**Records for processing**

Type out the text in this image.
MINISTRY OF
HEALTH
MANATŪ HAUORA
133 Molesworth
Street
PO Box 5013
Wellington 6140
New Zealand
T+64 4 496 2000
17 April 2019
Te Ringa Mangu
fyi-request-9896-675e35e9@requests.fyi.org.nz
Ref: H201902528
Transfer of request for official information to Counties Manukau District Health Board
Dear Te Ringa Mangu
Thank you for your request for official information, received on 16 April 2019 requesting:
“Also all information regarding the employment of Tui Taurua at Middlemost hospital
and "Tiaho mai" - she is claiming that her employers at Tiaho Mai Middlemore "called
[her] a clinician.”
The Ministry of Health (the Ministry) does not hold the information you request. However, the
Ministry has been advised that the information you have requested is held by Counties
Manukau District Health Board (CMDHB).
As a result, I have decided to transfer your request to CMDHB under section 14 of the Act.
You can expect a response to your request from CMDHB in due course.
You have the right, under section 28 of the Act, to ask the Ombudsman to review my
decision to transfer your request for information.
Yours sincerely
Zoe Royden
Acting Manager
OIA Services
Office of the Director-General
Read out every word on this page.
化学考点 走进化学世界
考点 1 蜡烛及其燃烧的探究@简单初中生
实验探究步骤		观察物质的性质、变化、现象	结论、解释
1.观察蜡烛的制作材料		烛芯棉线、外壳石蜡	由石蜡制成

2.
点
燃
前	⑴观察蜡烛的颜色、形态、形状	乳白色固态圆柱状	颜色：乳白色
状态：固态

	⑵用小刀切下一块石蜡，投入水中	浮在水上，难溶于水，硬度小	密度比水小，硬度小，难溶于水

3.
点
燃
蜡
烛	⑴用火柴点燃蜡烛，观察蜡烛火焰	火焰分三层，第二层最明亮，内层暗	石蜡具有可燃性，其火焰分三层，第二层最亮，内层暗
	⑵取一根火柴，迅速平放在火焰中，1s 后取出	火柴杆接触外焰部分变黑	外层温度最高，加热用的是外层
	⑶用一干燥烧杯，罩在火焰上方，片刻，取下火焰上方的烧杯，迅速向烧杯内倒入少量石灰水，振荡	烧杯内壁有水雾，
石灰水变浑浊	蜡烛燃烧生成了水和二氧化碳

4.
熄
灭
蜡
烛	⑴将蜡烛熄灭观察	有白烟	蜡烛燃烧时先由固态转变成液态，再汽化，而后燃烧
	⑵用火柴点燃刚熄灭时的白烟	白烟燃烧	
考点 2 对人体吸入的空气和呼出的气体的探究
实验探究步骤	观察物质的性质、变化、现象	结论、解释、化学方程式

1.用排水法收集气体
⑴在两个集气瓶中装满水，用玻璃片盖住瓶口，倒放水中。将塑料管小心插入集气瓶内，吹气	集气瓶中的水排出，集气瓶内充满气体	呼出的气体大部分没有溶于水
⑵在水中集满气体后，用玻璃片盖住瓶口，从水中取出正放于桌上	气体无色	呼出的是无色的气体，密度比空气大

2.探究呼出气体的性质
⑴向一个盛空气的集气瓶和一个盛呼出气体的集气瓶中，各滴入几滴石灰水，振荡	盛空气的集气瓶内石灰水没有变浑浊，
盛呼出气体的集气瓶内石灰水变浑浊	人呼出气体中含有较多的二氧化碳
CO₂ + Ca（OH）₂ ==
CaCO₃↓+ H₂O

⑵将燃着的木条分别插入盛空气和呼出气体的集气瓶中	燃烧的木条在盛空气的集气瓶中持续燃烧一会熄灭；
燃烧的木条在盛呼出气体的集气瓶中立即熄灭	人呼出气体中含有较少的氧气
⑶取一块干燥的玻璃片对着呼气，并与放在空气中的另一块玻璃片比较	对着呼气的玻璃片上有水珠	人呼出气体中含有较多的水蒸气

**Directions for this task**
Return every line of the material exactly.

**Final answer**
Type out the text in this image.
MINISTRY OF
HEALTH
MANATŪ HAUORA
133 Molesworth
Street
PO Box 5013
Wellington 6140
New Zealand
T+64 4 496 2000
17 April 2019
Te Ringa Mangu
fyi-request-9896-675e35e9@requests.fyi.org.nz
Ref: H201902528
Transfer of request for official information to Counties Manukau District Health Board
Dear Te Ringa Mangu
Thank you for your request for official information, received on 16 April 2019 requesting:
“Also all information regarding the employment of Tui Taurua at Middlemost hospital
and "Tiaho mai" - she is claiming that her employers at Tiaho Mai Middlemore "called
[her] a clinician.”
The Ministry of Health (the Ministry) does not hold the information you request. However, the
Ministry has been advised that the information you have requested is held by Counties
Manukau District Health Board (CMDHB).
As a result, I have decided to transfer your request to CMDHB under section 14 of the Act.
You can expect a response to your request from CMDHB in due course.
You have the right, under section 28 of the Act, to ask the Ombudsman to review my
decision to transfer your request for information.
Yours sincerely
Zoe Royden
Acting Manager
OIA Services
Office of the Director-General
Read out every word on this page.
化学考点 走进化学世界
考点 1 蜡烛及其燃烧的探究@简单初中生
实验探究步骤		观察物质的性质、变化、现象	结论、解释
1.观察蜡烛的制作材料		烛芯棉线、外壳石蜡	由石蜡制成

2.
点
燃
前	⑴观察蜡烛的颜色、形态、形状	乳白色固态圆柱状	颜色：乳白色
状态：固态

	⑵用小刀切下一块石蜡，投入水中	浮在水上，难溶于水，硬度小	密度比水小，硬度小，难溶于水

3.
点
燃
蜡
烛	⑴用火柴点燃蜡烛，观察蜡烛火焰	火焰分三层，第二层最明亮，内层暗	石蜡具有可燃性，其火焰分三层，第二层最亮，内层暗
	⑵取一根火柴，迅速平放在火焰中，1s 后取出	火柴杆接触外焰部分变黑	外层温度最高，加热用的是外层
	⑶用一干燥烧杯，罩在火焰上方，片刻，取下火焰上方的烧杯，迅速向烧杯内倒入少量石灰水，振荡	烧杯内壁有水雾，
石灰水变浑浊	蜡烛燃烧生成了水和二氧化碳

4.
熄
灭
蜡
烛	⑴将蜡烛熄灭观察	有白烟	蜡烛燃烧时先由固态转变成液态，再汽化，而后燃烧
	⑵用火柴点燃刚熄灭时的白烟	白烟燃烧	
考点 2 对人体吸入的空气和呼出的气体的探究
实验探究步骤	观察物质的性质、变化、现象	结论、解释、化学方程式

1.用排水法收集气体
⑴在两个集气瓶中装满水，用玻璃片盖住瓶口，倒放水中。将塑料管小心插入集气瓶内，吹气	集气瓶中的水排出，集气瓶内充满气体	呼出的气体大部分没有溶于水
⑵在水中集满气体后，用玻璃片盖住瓶口，从水中取出正放于桌上	气体无色	呼出的是无色的气体，密度比空气大

2.探究呼出气体的性质
⑴向一个盛空气的集气瓶和一个盛呼出气体的集气瓶中，各滴入几滴石灰水，振荡	盛空气的集气瓶内石灰水没有变浑浊，
盛呼出气体的集气瓶内石灰水变浑浊	人呼出气体中含有较多的二氧化碳
CO₂ + Ca（OH）₂ ==
CaCO₃↓+ H₂O

⑵将燃着的木条分别插入盛空气和呼出气体的集气瓶中	燃烧的木条在盛空气的集气瓶中持续燃烧一会熄灭；
燃烧的木条在盛呼出气体的集气瓶中立即熄灭	人呼出气体中含有较少的氧气
⑶取一块干燥的玻璃片对着呼气，并与放在空气中的另一块玻璃片比较	对着呼气的玻璃片上有水珠	人呼出气体中含有较多的水蒸气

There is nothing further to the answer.